**** LISTED ENTRIES

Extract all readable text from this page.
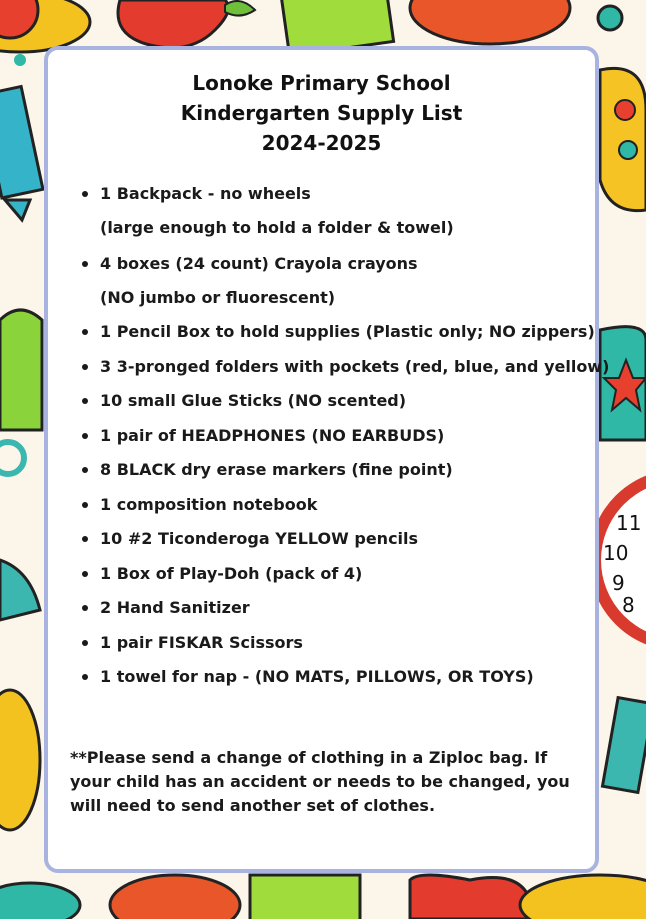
10
9
8
11
Lonoke Primary School
Kindergarten Supply List
2024-2025
1 Backpack - no wheels
(large enough to hold a folder & towel)
4 boxes (24 count) Crayola crayons
(NO jumbo or fluorescent)
1 Pencil Box to hold supplies (Plastic only; NO zippers)
3 3-pronged folders with pockets (red, blue, and yellow)
10 small Glue Sticks (NO scented)
1 pair of HEADPHONES (NO EARBUDS)
8 BLACK dry erase markers (fine point)
1 composition notebook
10 #2 Ticonderoga YELLOW pencils
1 Box of Play-Doh (pack of 4)
2 Hand Sanitizer
1 pair FISKAR Scissors
1 towel for nap - (NO MATS, PILLOWS, OR TOYS)
**Please send a change of clothing in a Ziploc bag. If your child has an accident or needs to be changed, you will need to send another set of clothes.
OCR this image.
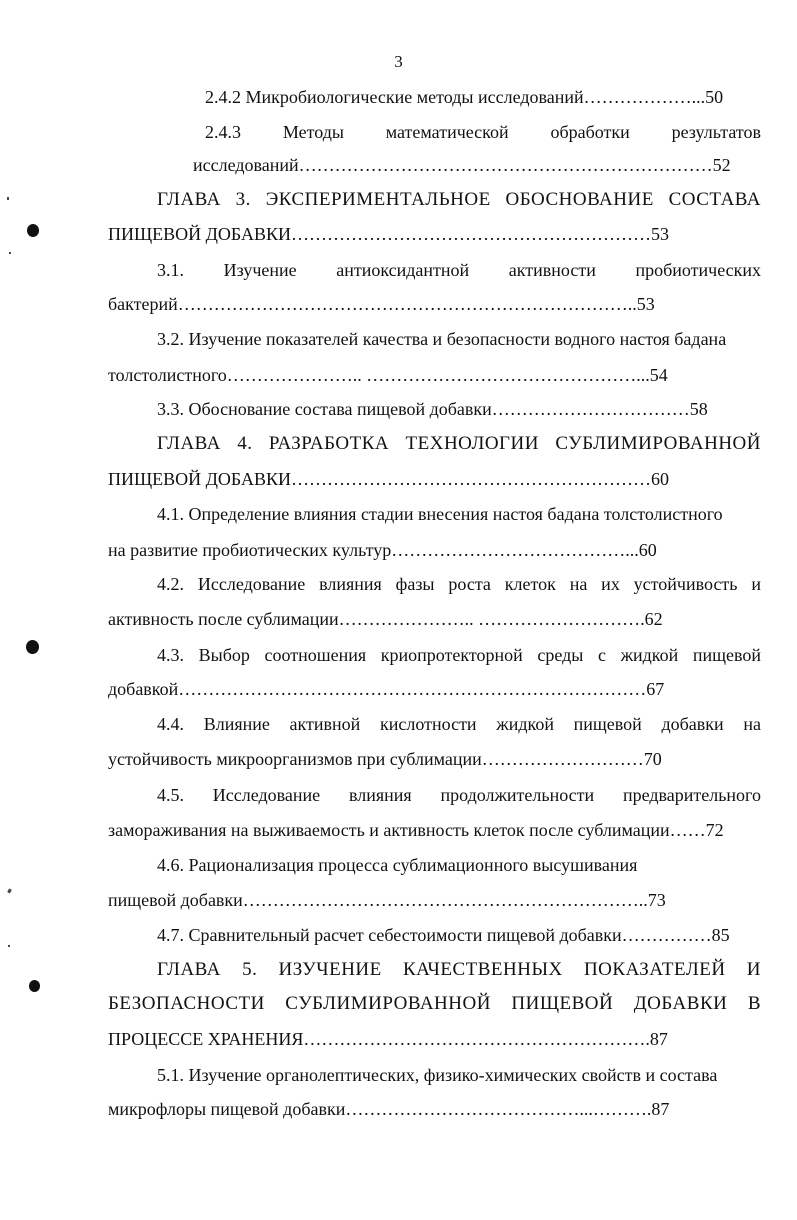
3
2.4.2 Микробиологические методы исследований………………...50
2.4.3 Методы математической обработки результатов
исследований……………………………………………………………52
ГЛАВА 3. ЭКСПЕРИМЕНТАЛЬНОЕ ОБОСНОВАНИЕ СОСТАВА
ПИЩЕВОЙ ДОБАВКИ……………………………………………………53
3.1. Изучение антиоксидантной активности пробиотических
бактерий…………………………………………………………………..53
3.2. Изучение показателей качества и безопасности водного настоя бадана
толстолистного………………….. ………………………………………...54
3.3. Обоснование состава пищевой добавки……………………………58
ГЛАВА 4. РАЗРАБОТКА ТЕХНОЛОГИИ СУБЛИМИРОВАННОЙ
ПИЩЕВОЙ ДОБАВКИ……………………………………………………60
4.1. Определение влияния стадии внесения настоя бадана толстолистного
на развитие пробиотических культур…………………………………...60
4.2. Исследование влияния фазы роста клеток на их устойчивость и
активность после сублимации………………….. ……………………….62
4.3. Выбор соотношения криопротекторной среды с жидкой пищевой
добавкой……………………………………………………………………67
4.4. Влияние активной кислотности жидкой пищевой добавки на
устойчивость микроорганизмов при сублимации………………………70
4.5. Исследование влияния продолжительности предварительного
замораживания на выживаемость и активность клеток после сублимации……72
4.6. Рационализация процесса сублимационного высушивания
пищевой добавки…………………………………………………………..73
4.7. Сравнительный расчет себестоимости пищевой добавки……………85
ГЛАВА 5. ИЗУЧЕНИЕ КАЧЕСТВЕННЫХ ПОКАЗАТЕЛЕЙ И
БЕЗОПАСНОСТИ СУБЛИМИРОВАННОЙ ПИЩЕВОЙ ДОБАВКИ В
ПРОЦЕССЕ ХРАНЕНИЯ………………………………………………….87
5.1. Изучение органолептических, физико-химических свойств и состава
микрофлоры пищевой добавки…………………………………...……….87
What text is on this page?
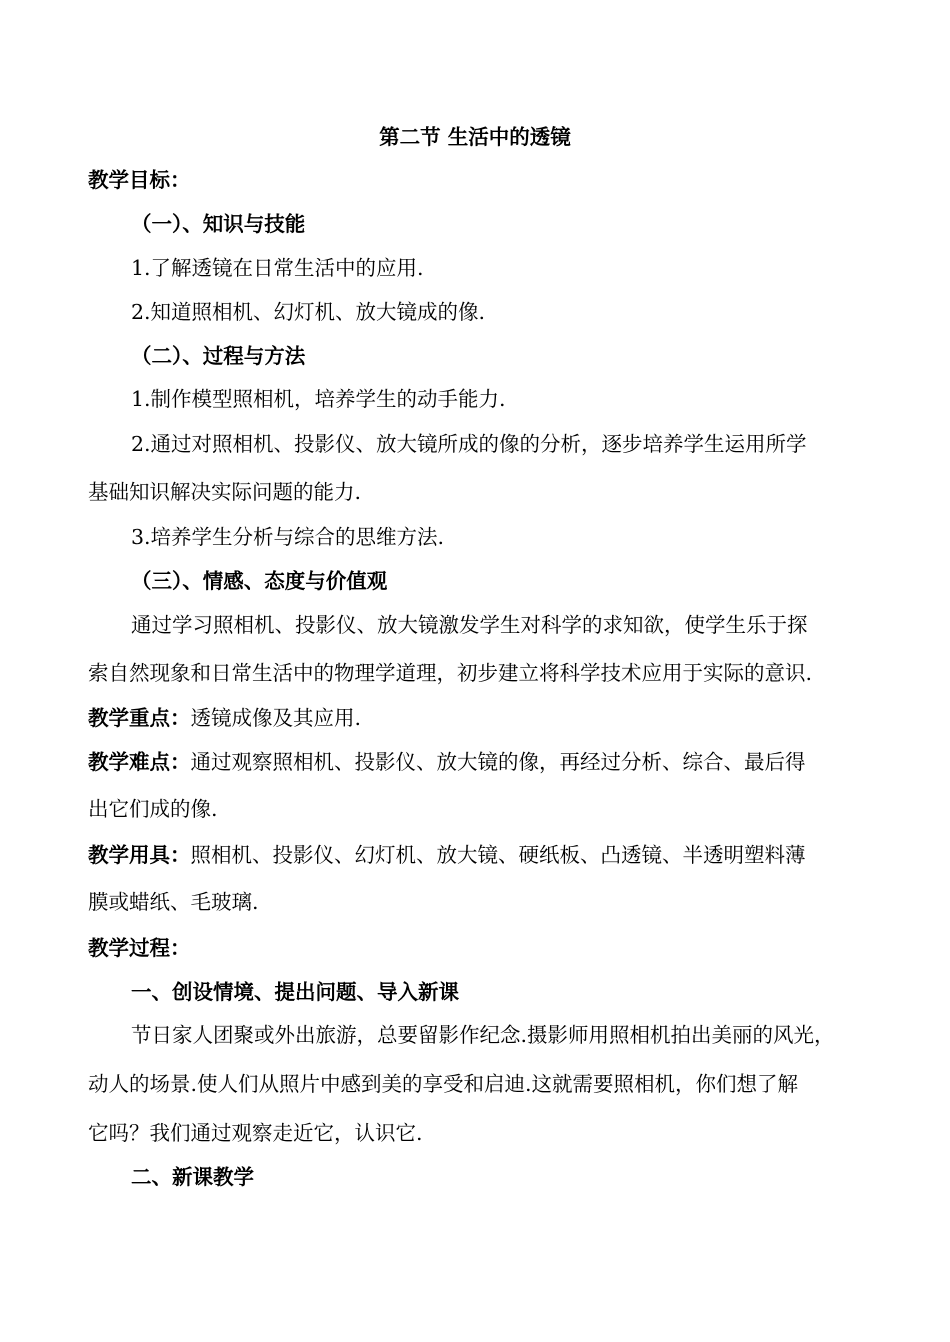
第二节 生活中的透镜
教学目标：
（一）、知识与技能
1.了解透镜在日常生活中的应用.
2.知道照相机、幻灯机、放大镜成的像.
（二）、过程与方法
1.制作模型照相机，培养学生的动手能力.
2.通过对照相机、投影仪、放大镜所成的像的分析，逐步培养学生运用所学
基础知识解决实际问题的能力.
3.培养学生分析与综合的思维方法.
（三）、情感、态度与价值观
通过学习照相机、投影仪、放大镜激发学生对科学的求知欲，使学生乐于探
索自然现象和日常生活中的物理学道理，初步建立将科学技术应用于实际的意识.
教学重点：透镜成像及其应用.
教学难点：通过观察照相机、投影仪、放大镜的像，再经过分析、综合、最后得
出它们成的像.
教学用具：照相机、投影仪、幻灯机、放大镜、硬纸板、凸透镜、半透明塑料薄
膜或蜡纸、毛玻璃.
教学过程：
一、创设情境、提出问题、导入新课
节日家人团聚或外出旅游，总要留影作纪念.摄影师用照相机拍出美丽的风光，
动人的场景.使人们从照片中感到美的享受和启迪.这就需要照相机，你们想了解
它吗？我们通过观察走近它，认识它.
二、新课教学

********

EXERCISE BRIEF: Repeat the records above exactly, omitting every picture.

FULL OUTPUT:
Extract all readable text from this page.
10
9
8
11
Lonoke Primary School
Kindergarten Supply List
2024-2025
1 Backpack - no wheels
(large enough to hold a folder & towel)
4 boxes (24 count) Crayola crayons
(NO jumbo or fluorescent)
1 Pencil Box to hold supplies (Plastic only; NO zippers)
3 3-pronged folders with pockets (red, blue, and yellow)
10 small Glue Sticks (NO scented)
1 pair of HEADPHONES (NO EARBUDS)
8 BLACK dry erase markers (fine point)
1 composition notebook
10 #2 Ticonderoga YELLOW pencils
1 Box of Play-Doh (pack of 4)
2 Hand Sanitizer
1 pair FISKAR Scissors
1 towel for nap - (NO MATS, PILLOWS, OR TOYS)
**Please send a change of clothing in a Ziploc bag. If your child has an accident or needs to be changed, you will need to send another set of clothes.
OCR this image.
3
2.4.2 Микробиологические методы исследований………………...50
2.4.3 Методы математической обработки результатов
исследований……………………………………………………………52
ГЛАВА 3. ЭКСПЕРИМЕНТАЛЬНОЕ ОБОСНОВАНИЕ СОСТАВА
ПИЩЕВОЙ ДОБАВКИ……………………………………………………53
3.1. Изучение антиоксидантной активности пробиотических
бактерий…………………………………………………………………..53
3.2. Изучение показателей качества и безопасности водного настоя бадана
толстолистного………………….. ………………………………………...54
3.3. Обоснование состава пищевой добавки……………………………58
ГЛАВА 4. РАЗРАБОТКА ТЕХНОЛОГИИ СУБЛИМИРОВАННОЙ
ПИЩЕВОЙ ДОБАВКИ……………………………………………………60
4.1. Определение влияния стадии внесения настоя бадана толстолистного
на развитие пробиотических культур…………………………………...60
4.2. Исследование влияния фазы роста клеток на их устойчивость и
активность после сублимации………………….. ……………………….62
4.3. Выбор соотношения криопротекторной среды с жидкой пищевой
добавкой……………………………………………………………………67
4.4. Влияние активной кислотности жидкой пищевой добавки на
устойчивость микроорганизмов при сублимации………………………70
4.5. Исследование влияния продолжительности предварительного
замораживания на выживаемость и активность клеток после сублимации……72
4.6. Рационализация процесса сублимационного высушивания
пищевой добавки…………………………………………………………..73
4.7. Сравнительный расчет себестоимости пищевой добавки……………85
ГЛАВА 5. ИЗУЧЕНИЕ КАЧЕСТВЕННЫХ ПОКАЗАТЕЛЕЙ И
БЕЗОПАСНОСТИ СУБЛИМИРОВАННОЙ ПИЩЕВОЙ ДОБАВКИ В
ПРОЦЕССЕ ХРАНЕНИЯ………………………………………………….87
5.1. Изучение органолептических, физико-химических свойств и состава
микрофлоры пищевой добавки…………………………………...……….87
What text is on this page?
第二节 生活中的透镜
教学目标：
（一）、知识与技能
1.了解透镜在日常生活中的应用.
2.知道照相机、幻灯机、放大镜成的像.
（二）、过程与方法
1.制作模型照相机，培养学生的动手能力.
2.通过对照相机、投影仪、放大镜所成的像的分析，逐步培养学生运用所学
基础知识解决实际问题的能力.
3.培养学生分析与综合的思维方法.
（三）、情感、态度与价值观
通过学习照相机、投影仪、放大镜激发学生对科学的求知欲，使学生乐于探
索自然现象和日常生活中的物理学道理，初步建立将科学技术应用于实际的意识.
教学重点：透镜成像及其应用.
教学难点：通过观察照相机、投影仪、放大镜的像，再经过分析、综合、最后得
出它们成的像.
教学用具：照相机、投影仪、幻灯机、放大镜、硬纸板、凸透镜、半透明塑料薄
膜或蜡纸、毛玻璃.
教学过程：
一、创设情境、提出问题、导入新课
节日家人团聚或外出旅游，总要留影作纪念.摄影师用照相机拍出美丽的风光，
动人的场景.使人们从照片中感到美的享受和启迪.这就需要照相机，你们想了解
它吗？我们通过观察走近它，认识它.
二、新课教学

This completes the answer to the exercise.